**What is required**
Give back the full material, exactly as it reads.
#### Record list
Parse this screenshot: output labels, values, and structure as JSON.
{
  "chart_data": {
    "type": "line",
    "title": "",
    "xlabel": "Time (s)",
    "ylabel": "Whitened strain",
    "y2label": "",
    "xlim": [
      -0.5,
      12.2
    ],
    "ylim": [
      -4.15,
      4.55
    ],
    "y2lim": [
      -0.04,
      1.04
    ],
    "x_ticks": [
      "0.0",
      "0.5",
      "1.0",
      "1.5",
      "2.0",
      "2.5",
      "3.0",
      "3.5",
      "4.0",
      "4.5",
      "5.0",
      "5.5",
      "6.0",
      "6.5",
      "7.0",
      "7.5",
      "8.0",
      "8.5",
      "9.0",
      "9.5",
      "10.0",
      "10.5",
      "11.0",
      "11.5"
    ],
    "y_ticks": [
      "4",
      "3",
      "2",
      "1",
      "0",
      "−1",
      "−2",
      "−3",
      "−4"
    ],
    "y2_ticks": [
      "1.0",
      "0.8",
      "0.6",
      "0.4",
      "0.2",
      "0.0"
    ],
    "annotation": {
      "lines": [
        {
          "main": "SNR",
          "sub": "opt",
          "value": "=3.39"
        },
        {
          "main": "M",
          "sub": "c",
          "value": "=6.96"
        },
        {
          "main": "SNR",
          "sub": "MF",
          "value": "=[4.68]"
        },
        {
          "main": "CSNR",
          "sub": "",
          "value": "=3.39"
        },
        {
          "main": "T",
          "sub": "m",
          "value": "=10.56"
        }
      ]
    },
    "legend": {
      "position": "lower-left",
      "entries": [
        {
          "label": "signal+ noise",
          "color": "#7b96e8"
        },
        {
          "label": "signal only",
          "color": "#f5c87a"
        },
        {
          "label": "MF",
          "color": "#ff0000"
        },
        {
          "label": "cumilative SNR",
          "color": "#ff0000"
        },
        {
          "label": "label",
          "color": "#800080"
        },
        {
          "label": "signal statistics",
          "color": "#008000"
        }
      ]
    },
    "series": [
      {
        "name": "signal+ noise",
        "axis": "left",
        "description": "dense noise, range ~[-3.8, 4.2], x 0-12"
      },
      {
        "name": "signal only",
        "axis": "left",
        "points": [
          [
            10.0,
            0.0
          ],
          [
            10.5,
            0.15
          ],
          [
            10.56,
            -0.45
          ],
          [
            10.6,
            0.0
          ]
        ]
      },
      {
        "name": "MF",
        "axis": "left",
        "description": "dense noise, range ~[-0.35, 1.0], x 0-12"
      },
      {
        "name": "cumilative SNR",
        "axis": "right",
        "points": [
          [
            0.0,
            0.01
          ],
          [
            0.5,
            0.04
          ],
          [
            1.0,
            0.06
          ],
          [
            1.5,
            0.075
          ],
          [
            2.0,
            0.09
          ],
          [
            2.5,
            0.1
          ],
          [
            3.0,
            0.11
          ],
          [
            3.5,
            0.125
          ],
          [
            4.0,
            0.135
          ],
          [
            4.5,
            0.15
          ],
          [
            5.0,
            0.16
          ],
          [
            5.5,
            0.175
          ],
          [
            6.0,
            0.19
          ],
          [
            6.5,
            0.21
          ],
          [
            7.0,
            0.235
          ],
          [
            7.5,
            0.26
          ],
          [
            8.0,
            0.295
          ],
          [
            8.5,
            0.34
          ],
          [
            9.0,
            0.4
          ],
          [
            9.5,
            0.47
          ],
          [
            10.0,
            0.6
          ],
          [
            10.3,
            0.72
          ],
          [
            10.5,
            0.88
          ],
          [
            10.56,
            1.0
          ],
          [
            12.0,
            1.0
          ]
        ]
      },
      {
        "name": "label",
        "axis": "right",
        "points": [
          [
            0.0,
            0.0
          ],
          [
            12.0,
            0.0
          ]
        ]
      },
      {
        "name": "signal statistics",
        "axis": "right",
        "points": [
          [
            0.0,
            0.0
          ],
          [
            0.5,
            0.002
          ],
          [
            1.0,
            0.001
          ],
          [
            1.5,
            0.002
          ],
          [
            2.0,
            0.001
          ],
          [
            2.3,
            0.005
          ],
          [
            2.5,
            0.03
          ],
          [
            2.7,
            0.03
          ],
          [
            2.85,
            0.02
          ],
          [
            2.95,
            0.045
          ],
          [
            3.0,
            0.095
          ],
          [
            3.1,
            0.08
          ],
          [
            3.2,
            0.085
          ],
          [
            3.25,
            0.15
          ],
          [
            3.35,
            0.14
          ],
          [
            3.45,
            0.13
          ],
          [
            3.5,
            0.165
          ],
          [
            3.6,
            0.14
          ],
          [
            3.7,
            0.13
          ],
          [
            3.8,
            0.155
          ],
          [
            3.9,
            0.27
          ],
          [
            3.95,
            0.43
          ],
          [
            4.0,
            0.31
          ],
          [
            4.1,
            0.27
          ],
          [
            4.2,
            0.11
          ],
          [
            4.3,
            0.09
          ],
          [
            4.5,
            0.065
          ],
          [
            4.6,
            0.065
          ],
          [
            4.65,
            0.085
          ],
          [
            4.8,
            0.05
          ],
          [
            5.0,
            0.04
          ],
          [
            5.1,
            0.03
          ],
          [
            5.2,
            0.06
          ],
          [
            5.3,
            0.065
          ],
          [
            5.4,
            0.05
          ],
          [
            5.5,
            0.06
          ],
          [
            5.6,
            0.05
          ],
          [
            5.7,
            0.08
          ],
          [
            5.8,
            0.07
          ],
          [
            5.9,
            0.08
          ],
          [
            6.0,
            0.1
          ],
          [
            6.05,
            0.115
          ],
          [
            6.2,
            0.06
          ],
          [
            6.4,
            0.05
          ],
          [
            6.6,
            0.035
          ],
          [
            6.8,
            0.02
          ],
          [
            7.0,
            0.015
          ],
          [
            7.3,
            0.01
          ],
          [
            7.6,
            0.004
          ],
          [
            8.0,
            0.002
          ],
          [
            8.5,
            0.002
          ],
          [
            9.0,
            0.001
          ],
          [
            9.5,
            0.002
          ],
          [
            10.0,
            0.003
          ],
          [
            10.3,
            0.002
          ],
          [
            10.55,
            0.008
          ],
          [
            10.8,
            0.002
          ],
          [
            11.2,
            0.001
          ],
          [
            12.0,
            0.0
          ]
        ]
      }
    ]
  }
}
########
**Solution**
Parse this screenshot: output labels, values, and structure as JSON.
{
  "chart_data": {
    "type": "line",
    "title": "",
    "xlabel": "Time (s)",
    "ylabel": "Whitened strain",
    "y2label": "",
    "xlim": [
      -0.5,
      12.2
    ],
    "ylim": [
      -4.15,
      4.55
    ],
    "y2lim": [
      -0.04,
      1.04
    ],
    "x_ticks": [
      "0.0",
      "0.5",
      "1.0",
      "1.5",
      "2.0",
      "2.5",
      "3.0",
      "3.5",
      "4.0",
      "4.5",
      "5.0",
      "5.5",
      "6.0",
      "6.5",
      "7.0",
      "7.5",
      "8.0",
      "8.5",
      "9.0",
      "9.5",
      "10.0",
      "10.5",
      "11.0",
      "11.5"
    ],
    "y_ticks": [
      "4",
      "3",
      "2",
      "1",
      "0",
      "−1",
      "−2",
      "−3",
      "−4"
    ],
    "y2_ticks": [
      "1.0",
      "0.8",
      "0.6",
      "0.4",
      "0.2",
      "0.0"
    ],
    "annotation": {
      "lines": [
        {
          "main": "SNR",
          "sub": "opt",
          "value": "=3.39"
        },
        {
          "main": "M",
          "sub": "c",
          "value": "=6.96"
        },
        {
          "main": "SNR",
          "sub": "MF",
          "value": "=[4.68]"
        },
        {
          "main": "CSNR",
          "sub": "",
          "value": "=3.39"
        },
        {
          "main": "T",
          "sub": "m",
          "value": "=10.56"
        }
      ]
    },
    "legend": {
      "position": "lower-left",
      "entries": [
        {
          "label": "signal+ noise",
          "color": "#7b96e8"
        },
        {
          "label": "signal only",
          "color": "#f5c87a"
        },
        {
          "label": "MF",
          "color": "#ff0000"
        },
        {
          "label": "cumilative SNR",
          "color": "#ff0000"
        },
        {
          "label": "label",
          "color": "#800080"
        },
        {
          "label": "signal statistics",
          "color": "#008000"
        }
      ]
    },
    "series": [
      {
        "name": "signal+ noise",
        "axis": "left",
        "description": "dense noise, range ~[-3.8, 4.2], x 0-12"
      },
      {
        "name": "signal only",
        "axis": "left",
        "points": [
          [
            10.0,
            0.0
          ],
          [
            10.5,
            0.15
          ],
          [
            10.56,
            -0.45
          ],
          [
            10.6,
            0.0
          ]
        ]
      },
      {
        "name": "MF",
        "axis": "left",
        "description": "dense noise, range ~[-0.35, 1.0], x 0-12"
      },
      {
        "name": "cumilative SNR",
        "axis": "right",
        "points": [
          [
            0.0,
            0.01
          ],
          [
            0.5,
            0.04
          ],
          [
            1.0,
            0.06
          ],
          [
            1.5,
            0.075
          ],
          [
            2.0,
            0.09
          ],
          [
            2.5,
            0.1
          ],
          [
            3.0,
            0.11
          ],
          [
            3.5,
            0.125
          ],
          [
            4.0,
            0.135
          ],
          [
            4.5,
            0.15
          ],
          [
            5.0,
            0.16
          ],
          [
            5.5,
            0.175
          ],
          [
            6.0,
            0.19
          ],
          [
            6.5,
            0.21
          ],
          [
            7.0,
            0.235
          ],
          [
            7.5,
            0.26
          ],
          [
            8.0,
            0.295
          ],
          [
            8.5,
            0.34
          ],
          [
            9.0,
            0.4
          ],
          [
            9.5,
            0.47
          ],
          [
            10.0,
            0.6
          ],
          [
            10.3,
            0.72
          ],
          [
            10.5,
            0.88
          ],
          [
            10.56,
            1.0
          ],
          [
            12.0,
            1.0
          ]
        ]
      },
      {
        "name": "label",
        "axis": "right",
        "points": [
          [
            0.0,
            0.0
          ],
          [
            12.0,
            0.0
          ]
        ]
      },
      {
        "name": "signal statistics",
        "axis": "right",
        "points": [
          [
            0.0,
            0.0
          ],
          [
            0.5,
            0.002
          ],
          [
            1.0,
            0.001
          ],
          [
            1.5,
            0.002
          ],
          [
            2.0,
            0.001
          ],
          [
            2.3,
            0.005
          ],
          [
            2.5,
            0.03
          ],
          [
            2.7,
            0.03
          ],
          [
            2.85,
            0.02
          ],
          [
            2.95,
            0.045
          ],
          [
            3.0,
            0.095
          ],
          [
            3.1,
            0.08
          ],
          [
            3.2,
            0.085
          ],
          [
            3.25,
            0.15
          ],
          [
            3.35,
            0.14
          ],
          [
            3.45,
            0.13
          ],
          [
            3.5,
            0.165
          ],
          [
            3.6,
            0.14
          ],
          [
            3.7,
            0.13
          ],
          [
            3.8,
            0.155
          ],
          [
            3.9,
            0.27
          ],
          [
            3.95,
            0.43
          ],
          [
            4.0,
            0.31
          ],
          [
            4.1,
            0.27
          ],
          [
            4.2,
            0.11
          ],
          [
            4.3,
            0.09
          ],
          [
            4.5,
            0.065
          ],
          [
            4.6,
            0.065
          ],
          [
            4.65,
            0.085
          ],
          [
            4.8,
            0.05
          ],
          [
            5.0,
            0.04
          ],
          [
            5.1,
            0.03
          ],
          [
            5.2,
            0.06
          ],
          [
            5.3,
            0.065
          ],
          [
            5.4,
            0.05
          ],
          [
            5.5,
            0.06
          ],
          [
            5.6,
            0.05
          ],
          [
            5.7,
            0.08
          ],
          [
            5.8,
            0.07
          ],
          [
            5.9,
            0.08
          ],
          [
            6.0,
            0.1
          ],
          [
            6.05,
            0.115
          ],
          [
            6.2,
            0.06
          ],
          [
            6.4,
            0.05
          ],
          [
            6.6,
            0.035
          ],
          [
            6.8,
            0.02
          ],
          [
            7.0,
            0.015
          ],
          [
            7.3,
            0.01
          ],
          [
            7.6,
            0.004
          ],
          [
            8.0,
            0.002
          ],
          [
            8.5,
            0.002
          ],
          [
            9.0,
            0.001
          ],
          [
            9.5,
            0.002
          ],
          [
            10.0,
            0.003
          ],
          [
            10.3,
            0.002
          ],
          [
            10.55,
            0.008
          ],
          [
            10.8,
            0.002
          ],
          [
            11.2,
            0.001
          ],
          [
            12.0,
            0.0
          ]
        ]
      }
    ]
  }
}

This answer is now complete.